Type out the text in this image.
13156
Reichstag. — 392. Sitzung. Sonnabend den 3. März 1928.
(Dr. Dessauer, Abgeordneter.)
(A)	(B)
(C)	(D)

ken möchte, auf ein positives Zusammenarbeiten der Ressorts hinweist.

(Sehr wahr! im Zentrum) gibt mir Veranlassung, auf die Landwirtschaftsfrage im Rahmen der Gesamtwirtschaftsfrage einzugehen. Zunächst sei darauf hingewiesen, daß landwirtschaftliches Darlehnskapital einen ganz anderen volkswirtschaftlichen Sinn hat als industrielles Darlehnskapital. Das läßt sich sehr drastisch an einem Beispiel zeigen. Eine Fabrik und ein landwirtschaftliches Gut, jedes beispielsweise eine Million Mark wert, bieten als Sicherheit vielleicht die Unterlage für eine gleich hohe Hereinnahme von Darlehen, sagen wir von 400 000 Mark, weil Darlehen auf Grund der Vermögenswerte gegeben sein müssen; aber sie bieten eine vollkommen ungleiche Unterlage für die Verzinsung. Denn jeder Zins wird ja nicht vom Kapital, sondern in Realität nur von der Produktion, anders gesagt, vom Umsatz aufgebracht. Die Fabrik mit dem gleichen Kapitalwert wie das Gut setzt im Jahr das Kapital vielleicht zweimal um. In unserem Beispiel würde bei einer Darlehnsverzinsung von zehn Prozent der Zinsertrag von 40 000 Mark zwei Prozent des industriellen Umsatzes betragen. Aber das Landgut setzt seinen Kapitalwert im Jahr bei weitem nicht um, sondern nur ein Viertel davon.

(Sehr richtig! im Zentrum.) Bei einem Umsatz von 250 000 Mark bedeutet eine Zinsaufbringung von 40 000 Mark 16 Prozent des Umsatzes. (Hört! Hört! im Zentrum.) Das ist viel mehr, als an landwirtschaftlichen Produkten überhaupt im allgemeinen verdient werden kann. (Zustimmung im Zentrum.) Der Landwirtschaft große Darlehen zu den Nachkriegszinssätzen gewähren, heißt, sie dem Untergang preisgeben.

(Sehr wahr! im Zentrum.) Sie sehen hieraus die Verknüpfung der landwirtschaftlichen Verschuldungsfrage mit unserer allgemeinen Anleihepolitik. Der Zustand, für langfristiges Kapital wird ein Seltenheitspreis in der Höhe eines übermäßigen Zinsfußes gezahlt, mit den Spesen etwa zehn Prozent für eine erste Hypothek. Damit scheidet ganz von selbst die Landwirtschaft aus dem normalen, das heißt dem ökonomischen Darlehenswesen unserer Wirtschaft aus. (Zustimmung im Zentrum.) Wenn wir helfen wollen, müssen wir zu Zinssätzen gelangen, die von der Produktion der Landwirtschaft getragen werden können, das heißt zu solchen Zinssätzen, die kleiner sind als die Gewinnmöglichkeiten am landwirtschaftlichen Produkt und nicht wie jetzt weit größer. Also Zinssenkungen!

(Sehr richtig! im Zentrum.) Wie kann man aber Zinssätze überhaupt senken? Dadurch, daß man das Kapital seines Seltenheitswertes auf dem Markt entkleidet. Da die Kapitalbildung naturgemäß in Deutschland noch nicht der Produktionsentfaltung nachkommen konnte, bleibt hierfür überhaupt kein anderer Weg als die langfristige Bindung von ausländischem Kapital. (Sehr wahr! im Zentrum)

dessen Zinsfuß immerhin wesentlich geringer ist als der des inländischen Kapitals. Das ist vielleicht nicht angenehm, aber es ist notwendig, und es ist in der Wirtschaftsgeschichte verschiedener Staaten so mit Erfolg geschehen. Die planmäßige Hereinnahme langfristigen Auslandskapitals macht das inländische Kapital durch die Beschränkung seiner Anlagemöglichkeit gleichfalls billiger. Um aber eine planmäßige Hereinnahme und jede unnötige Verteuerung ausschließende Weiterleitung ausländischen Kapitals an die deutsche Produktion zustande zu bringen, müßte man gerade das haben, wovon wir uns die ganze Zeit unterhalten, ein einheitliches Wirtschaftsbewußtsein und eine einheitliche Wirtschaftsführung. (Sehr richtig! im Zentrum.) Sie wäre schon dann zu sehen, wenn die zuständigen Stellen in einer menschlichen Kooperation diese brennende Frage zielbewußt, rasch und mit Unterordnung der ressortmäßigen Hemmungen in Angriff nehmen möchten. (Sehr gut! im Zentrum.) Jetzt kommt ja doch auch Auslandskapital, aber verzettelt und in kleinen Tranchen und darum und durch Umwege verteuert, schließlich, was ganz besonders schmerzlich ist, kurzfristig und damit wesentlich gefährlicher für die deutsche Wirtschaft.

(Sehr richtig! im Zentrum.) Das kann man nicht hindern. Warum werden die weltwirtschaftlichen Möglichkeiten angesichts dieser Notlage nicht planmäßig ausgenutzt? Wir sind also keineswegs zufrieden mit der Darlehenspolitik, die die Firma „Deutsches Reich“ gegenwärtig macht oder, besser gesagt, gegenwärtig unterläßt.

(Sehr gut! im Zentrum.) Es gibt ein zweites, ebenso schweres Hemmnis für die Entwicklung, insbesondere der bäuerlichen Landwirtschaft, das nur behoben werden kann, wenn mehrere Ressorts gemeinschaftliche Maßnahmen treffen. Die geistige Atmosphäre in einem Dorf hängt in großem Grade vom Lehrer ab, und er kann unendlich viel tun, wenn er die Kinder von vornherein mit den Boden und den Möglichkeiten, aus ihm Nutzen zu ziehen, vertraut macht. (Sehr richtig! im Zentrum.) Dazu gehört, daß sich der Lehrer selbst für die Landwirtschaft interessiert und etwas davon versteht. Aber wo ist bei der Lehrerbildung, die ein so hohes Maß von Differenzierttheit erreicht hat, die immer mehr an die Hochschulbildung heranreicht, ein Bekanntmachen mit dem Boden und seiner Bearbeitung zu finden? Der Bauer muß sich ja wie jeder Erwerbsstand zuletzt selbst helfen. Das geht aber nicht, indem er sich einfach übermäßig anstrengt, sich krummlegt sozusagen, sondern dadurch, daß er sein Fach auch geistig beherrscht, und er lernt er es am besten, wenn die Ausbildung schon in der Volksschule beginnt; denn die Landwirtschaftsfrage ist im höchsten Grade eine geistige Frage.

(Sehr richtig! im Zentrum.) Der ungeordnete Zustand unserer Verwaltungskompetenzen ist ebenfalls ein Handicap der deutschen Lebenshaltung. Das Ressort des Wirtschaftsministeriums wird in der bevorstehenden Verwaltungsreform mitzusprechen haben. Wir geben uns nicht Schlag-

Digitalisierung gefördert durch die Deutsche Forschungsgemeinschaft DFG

+---+

* _Challenge_
Transcribe every record above exactly as it appears.

* _Exercise solution_
Type out the text in this image.
13156
Reichstag. — 392. Sitzung. Sonnabend den 3. März 1928.
(Dr. Dessauer, Abgeordneter.)
(A)	(B)
(C)	(D)

ken möchte, auf ein positives Zusammenarbeiten der Ressorts hinweist.

(Sehr wahr! im Zentrum) gibt mir Veranlassung, auf die Landwirtschaftsfrage im Rahmen der Gesamtwirtschaftsfrage einzugehen. Zunächst sei darauf hingewiesen, daß landwirtschaftliches Darlehnskapital einen ganz anderen volkswirtschaftlichen Sinn hat als industrielles Darlehnskapital. Das läßt sich sehr drastisch an einem Beispiel zeigen. Eine Fabrik und ein landwirtschaftliches Gut, jedes beispielsweise eine Million Mark wert, bieten als Sicherheit vielleicht die Unterlage für eine gleich hohe Hereinnahme von Darlehen, sagen wir von 400 000 Mark, weil Darlehen auf Grund der Vermögenswerte gegeben sein müssen; aber sie bieten eine vollkommen ungleiche Unterlage für die Verzinsung. Denn jeder Zins wird ja nicht vom Kapital, sondern in Realität nur von der Produktion, anders gesagt, vom Umsatz aufgebracht. Die Fabrik mit dem gleichen Kapitalwert wie das Gut setzt im Jahr das Kapital vielleicht zweimal um. In unserem Beispiel würde bei einer Darlehnsverzinsung von zehn Prozent der Zinsertrag von 40 000 Mark zwei Prozent des industriellen Umsatzes betragen. Aber das Landgut setzt seinen Kapitalwert im Jahr bei weitem nicht um, sondern nur ein Viertel davon.

(Sehr richtig! im Zentrum.) Bei einem Umsatz von 250 000 Mark bedeutet eine Zinsaufbringung von 40 000 Mark 16 Prozent des Umsatzes. (Hört! Hört! im Zentrum.) Das ist viel mehr, als an landwirtschaftlichen Produkten überhaupt im allgemeinen verdient werden kann. (Zustimmung im Zentrum.) Der Landwirtschaft große Darlehen zu den Nachkriegszinssätzen gewähren, heißt, sie dem Untergang preisgeben.

(Sehr wahr! im Zentrum.) Sie sehen hieraus die Verknüpfung der landwirtschaftlichen Verschuldungsfrage mit unserer allgemeinen Anleihepolitik. Der Zustand, für langfristiges Kapital wird ein Seltenheitspreis in der Höhe eines übermäßigen Zinsfußes gezahlt, mit den Spesen etwa zehn Prozent für eine erste Hypothek. Damit scheidet ganz von selbst die Landwirtschaft aus dem normalen, das heißt dem ökonomischen Darlehenswesen unserer Wirtschaft aus. (Zustimmung im Zentrum.) Wenn wir helfen wollen, müssen wir zu Zinssätzen gelangen, die von der Produktion der Landwirtschaft getragen werden können, das heißt zu solchen Zinssätzen, die kleiner sind als die Gewinnmöglichkeiten am landwirtschaftlichen Produkt und nicht wie jetzt weit größer. Also Zinssenkungen!

(Sehr richtig! im Zentrum.) Wie kann man aber Zinssätze überhaupt senken? Dadurch, daß man das Kapital seines Seltenheitswertes auf dem Markt entkleidet. Da die Kapitalbildung naturgemäß in Deutschland noch nicht der Produktionsentfaltung nachkommen konnte, bleibt hierfür überhaupt kein anderer Weg als die langfristige Bindung von ausländischem Kapital. (Sehr wahr! im Zentrum)

dessen Zinsfuß immerhin wesentlich geringer ist als der des inländischen Kapitals. Das ist vielleicht nicht angenehm, aber es ist notwendig, und es ist in der Wirtschaftsgeschichte verschiedener Staaten so mit Erfolg geschehen. Die planmäßige Hereinnahme langfristigen Auslandskapitals macht das inländische Kapital durch die Beschränkung seiner Anlagemöglichkeit gleichfalls billiger. Um aber eine planmäßige Hereinnahme und jede unnötige Verteuerung ausschließende Weiterleitung ausländischen Kapitals an die deutsche Produktion zustande zu bringen, müßte man gerade das haben, wovon wir uns die ganze Zeit unterhalten, ein einheitliches Wirtschaftsbewußtsein und eine einheitliche Wirtschaftsführung. (Sehr richtig! im Zentrum.) Sie wäre schon dann zu sehen, wenn die zuständigen Stellen in einer menschlichen Kooperation diese brennende Frage zielbewußt, rasch und mit Unterordnung der ressortmäßigen Hemmungen in Angriff nehmen möchten. (Sehr gut! im Zentrum.) Jetzt kommt ja doch auch Auslandskapital, aber verzettelt und in kleinen Tranchen und darum und durch Umwege verteuert, schließlich, was ganz besonders schmerzlich ist, kurzfristig und damit wesentlich gefährlicher für die deutsche Wirtschaft.

(Sehr richtig! im Zentrum.) Das kann man nicht hindern. Warum werden die weltwirtschaftlichen Möglichkeiten angesichts dieser Notlage nicht planmäßig ausgenutzt? Wir sind also keineswegs zufrieden mit der Darlehenspolitik, die die Firma „Deutsches Reich“ gegenwärtig macht oder, besser gesagt, gegenwärtig unterläßt.

(Sehr gut! im Zentrum.) Es gibt ein zweites, ebenso schweres Hemmnis für die Entwicklung, insbesondere der bäuerlichen Landwirtschaft, das nur behoben werden kann, wenn mehrere Ressorts gemeinschaftliche Maßnahmen treffen. Die geistige Atmosphäre in einem Dorf hängt in großem Grade vom Lehrer ab, und er kann unendlich viel tun, wenn er die Kinder von vornherein mit den Boden und den Möglichkeiten, aus ihm Nutzen zu ziehen, vertraut macht. (Sehr richtig! im Zentrum.) Dazu gehört, daß sich der Lehrer selbst für die Landwirtschaft interessiert und etwas davon versteht. Aber wo ist bei der Lehrerbildung, die ein so hohes Maß von Differenzierttheit erreicht hat, die immer mehr an die Hochschulbildung heranreicht, ein Bekanntmachen mit dem Boden und seiner Bearbeitung zu finden? Der Bauer muß sich ja wie jeder Erwerbsstand zuletzt selbst helfen. Das geht aber nicht, indem er sich einfach übermäßig anstrengt, sich krummlegt sozusagen, sondern dadurch, daß er sein Fach auch geistig beherrscht, und er lernt er es am besten, wenn die Ausbildung schon in der Volksschule beginnt; denn die Landwirtschaftsfrage ist im höchsten Grade eine geistige Frage.

(Sehr richtig! im Zentrum.) Der ungeordnete Zustand unserer Verwaltungskompetenzen ist ebenfalls ein Handicap der deutschen Lebenshaltung. Das Ressort des Wirtschaftsministeriums wird in der bevorstehenden Verwaltungsreform mitzusprechen haben. Wir geben uns nicht Schlag-

Digitalisierung gefördert durch die Deutsche Forschungsgemeinschaft DFG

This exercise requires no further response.